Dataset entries
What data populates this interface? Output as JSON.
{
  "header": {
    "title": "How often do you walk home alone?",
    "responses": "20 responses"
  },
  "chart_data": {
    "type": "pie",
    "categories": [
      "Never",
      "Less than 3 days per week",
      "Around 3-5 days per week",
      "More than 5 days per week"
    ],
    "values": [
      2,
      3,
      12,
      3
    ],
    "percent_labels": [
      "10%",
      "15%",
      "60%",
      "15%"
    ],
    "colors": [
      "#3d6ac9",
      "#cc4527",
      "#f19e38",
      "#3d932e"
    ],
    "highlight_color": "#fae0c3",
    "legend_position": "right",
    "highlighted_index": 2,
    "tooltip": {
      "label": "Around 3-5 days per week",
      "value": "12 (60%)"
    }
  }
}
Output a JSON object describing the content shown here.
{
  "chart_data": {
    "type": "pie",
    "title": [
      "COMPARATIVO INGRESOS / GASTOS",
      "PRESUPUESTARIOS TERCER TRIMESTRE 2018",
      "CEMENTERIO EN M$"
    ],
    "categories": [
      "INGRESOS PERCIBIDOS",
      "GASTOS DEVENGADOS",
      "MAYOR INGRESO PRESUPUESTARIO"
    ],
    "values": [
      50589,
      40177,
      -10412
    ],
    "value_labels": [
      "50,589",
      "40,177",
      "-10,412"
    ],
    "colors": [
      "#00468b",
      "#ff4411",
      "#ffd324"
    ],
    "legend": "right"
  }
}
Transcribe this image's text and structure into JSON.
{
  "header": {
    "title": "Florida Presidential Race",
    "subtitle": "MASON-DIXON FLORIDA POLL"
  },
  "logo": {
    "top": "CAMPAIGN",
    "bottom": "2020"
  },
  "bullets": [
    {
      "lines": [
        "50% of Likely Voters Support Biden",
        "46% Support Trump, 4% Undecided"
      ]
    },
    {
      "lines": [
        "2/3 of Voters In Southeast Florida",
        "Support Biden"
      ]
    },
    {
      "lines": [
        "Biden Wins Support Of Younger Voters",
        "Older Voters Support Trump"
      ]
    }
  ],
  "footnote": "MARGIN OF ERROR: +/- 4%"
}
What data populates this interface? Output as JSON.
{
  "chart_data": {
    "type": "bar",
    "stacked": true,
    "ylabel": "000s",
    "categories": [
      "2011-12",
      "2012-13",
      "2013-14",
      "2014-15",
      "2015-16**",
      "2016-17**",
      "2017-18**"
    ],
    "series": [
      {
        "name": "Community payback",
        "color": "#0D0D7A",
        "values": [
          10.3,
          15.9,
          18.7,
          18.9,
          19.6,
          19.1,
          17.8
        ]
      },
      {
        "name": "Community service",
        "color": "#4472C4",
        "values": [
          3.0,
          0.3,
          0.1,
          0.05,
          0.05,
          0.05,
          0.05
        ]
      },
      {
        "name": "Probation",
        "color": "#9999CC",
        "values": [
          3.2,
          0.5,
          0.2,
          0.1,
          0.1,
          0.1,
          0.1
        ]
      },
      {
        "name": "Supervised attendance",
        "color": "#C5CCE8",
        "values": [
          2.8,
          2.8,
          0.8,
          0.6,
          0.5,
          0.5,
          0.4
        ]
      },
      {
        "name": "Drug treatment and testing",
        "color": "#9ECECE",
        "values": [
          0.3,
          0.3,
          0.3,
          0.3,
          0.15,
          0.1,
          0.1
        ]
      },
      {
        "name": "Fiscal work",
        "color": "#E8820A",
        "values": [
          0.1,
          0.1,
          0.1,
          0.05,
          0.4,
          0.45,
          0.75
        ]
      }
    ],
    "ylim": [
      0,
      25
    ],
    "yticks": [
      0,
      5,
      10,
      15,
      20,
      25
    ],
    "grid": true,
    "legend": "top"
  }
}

Short task ▸ Extract the data exactly as given.

Answer in full ▸
What data populates this interface? Output as JSON.
{
  "header": {
    "title": "How often do you walk home alone?",
    "responses": "20 responses"
  },
  "chart_data": {
    "type": "pie",
    "categories": [
      "Never",
      "Less than 3 days per week",
      "Around 3-5 days per week",
      "More than 5 days per week"
    ],
    "values": [
      2,
      3,
      12,
      3
    ],
    "percent_labels": [
      "10%",
      "15%",
      "60%",
      "15%"
    ],
    "colors": [
      "#3d6ac9",
      "#cc4527",
      "#f19e38",
      "#3d932e"
    ],
    "highlight_color": "#fae0c3",
    "legend_position": "right",
    "highlighted_index": 2,
    "tooltip": {
      "label": "Around 3-5 days per week",
      "value": "12 (60%)"
    }
  }
}
Output a JSON object describing the content shown here.
{
  "chart_data": {
    "type": "pie",
    "title": [
      "COMPARATIVO INGRESOS / GASTOS",
      "PRESUPUESTARIOS TERCER TRIMESTRE 2018",
      "CEMENTERIO EN M$"
    ],
    "categories": [
      "INGRESOS PERCIBIDOS",
      "GASTOS DEVENGADOS",
      "MAYOR INGRESO PRESUPUESTARIO"
    ],
    "values": [
      50589,
      40177,
      -10412
    ],
    "value_labels": [
      "50,589",
      "40,177",
      "-10,412"
    ],
    "colors": [
      "#00468b",
      "#ff4411",
      "#ffd324"
    ],
    "legend": "right"
  }
}
Transcribe this image's text and structure into JSON.
{
  "header": {
    "title": "Florida Presidential Race",
    "subtitle": "MASON-DIXON FLORIDA POLL"
  },
  "logo": {
    "top": "CAMPAIGN",
    "bottom": "2020"
  },
  "bullets": [
    {
      "lines": [
        "50% of Likely Voters Support Biden",
        "46% Support Trump, 4% Undecided"
      ]
    },
    {
      "lines": [
        "2/3 of Voters In Southeast Florida",
        "Support Biden"
      ]
    },
    {
      "lines": [
        "Biden Wins Support Of Younger Voters",
        "Older Voters Support Trump"
      ]
    }
  ],
  "footnote": "MARGIN OF ERROR: +/- 4%"
}
What data populates this interface? Output as JSON.
{
  "chart_data": {
    "type": "bar",
    "stacked": true,
    "ylabel": "000s",
    "categories": [
      "2011-12",
      "2012-13",
      "2013-14",
      "2014-15",
      "2015-16**",
      "2016-17**",
      "2017-18**"
    ],
    "series": [
      {
        "name": "Community payback",
        "color": "#0D0D7A",
        "values": [
          10.3,
          15.9,
          18.7,
          18.9,
          19.6,
          19.1,
          17.8
        ]
      },
      {
        "name": "Community service",
        "color": "#4472C4",
        "values": [
          3.0,
          0.3,
          0.1,
          0.05,
          0.05,
          0.05,
          0.05
        ]
      },
      {
        "name": "Probation",
        "color": "#9999CC",
        "values": [
          3.2,
          0.5,
          0.2,
          0.1,
          0.1,
          0.1,
          0.1
        ]
      },
      {
        "name": "Supervised attendance",
        "color": "#C5CCE8",
        "values": [
          2.8,
          2.8,
          0.8,
          0.6,
          0.5,
          0.5,
          0.4
        ]
      },
      {
        "name": "Drug treatment and testing",
        "color": "#9ECECE",
        "values": [
          0.3,
          0.3,
          0.3,
          0.3,
          0.15,
          0.1,
          0.1
        ]
      },
      {
        "name": "Fiscal work",
        "color": "#E8820A",
        "values": [
          0.1,
          0.1,
          0.1,
          0.05,
          0.4,
          0.45,
          0.75
        ]
      }
    ],
    "ylim": [
      0,
      25
    ],
    "yticks": [
      0,
      5,
      10,
      15,
      20,
      25
    ],
    "grid": true,
    "legend": "top"
  }
}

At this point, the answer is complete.